In the copy, keep every record exact and leave out all images.

Saved entries:
· · ·
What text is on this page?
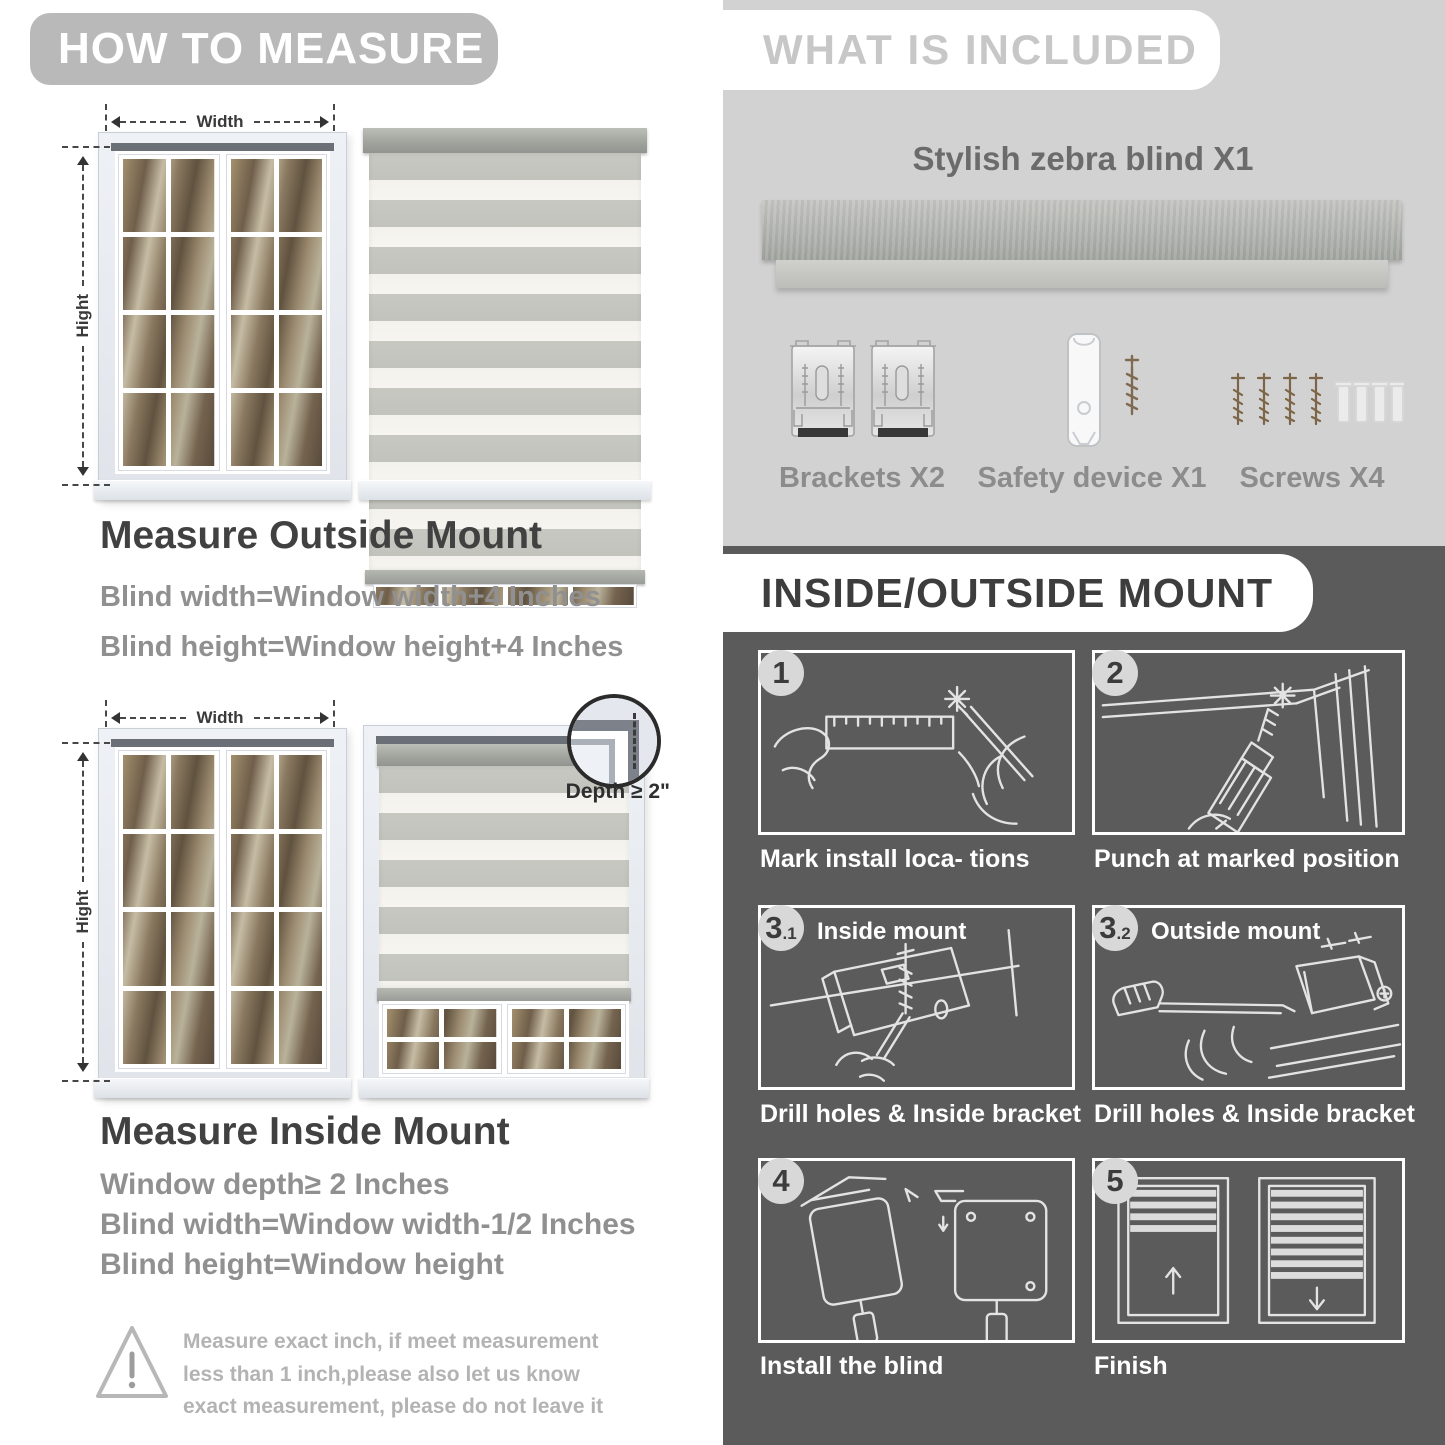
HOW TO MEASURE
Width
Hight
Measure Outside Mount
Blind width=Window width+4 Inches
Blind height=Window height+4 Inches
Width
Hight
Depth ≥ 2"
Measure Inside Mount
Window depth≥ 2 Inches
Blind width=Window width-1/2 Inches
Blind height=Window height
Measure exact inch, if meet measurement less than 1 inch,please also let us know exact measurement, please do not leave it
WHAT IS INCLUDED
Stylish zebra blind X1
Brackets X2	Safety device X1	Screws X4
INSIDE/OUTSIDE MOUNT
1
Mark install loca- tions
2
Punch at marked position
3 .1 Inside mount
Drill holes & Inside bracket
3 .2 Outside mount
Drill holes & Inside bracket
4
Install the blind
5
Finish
· · ·
◆ **Task result**:
What text is on this page?
HOW TO MEASURE
Width
Hight
Measure Outside Mount
Blind width=Window width+4 Inches
Blind height=Window height+4 Inches
Width
Hight
Depth ≥ 2"
Measure Inside Mount
Window depth≥ 2 Inches
Blind width=Window width-1/2 Inches
Blind height=Window height
Measure exact inch, if meet measurement less than 1 inch,please also let us know exact measurement, please do not leave it
WHAT IS INCLUDED
Stylish zebra blind X1
Brackets X2	Safety device X1	Screws X4
INSIDE/OUTSIDE MOUNT
1
Mark install loca- tions
2
Punch at marked position
3 .1 Inside mount
Drill holes & Inside bracket
3 .2 Outside mount
Drill holes & Inside bracket
4
Install the blind
5
Finish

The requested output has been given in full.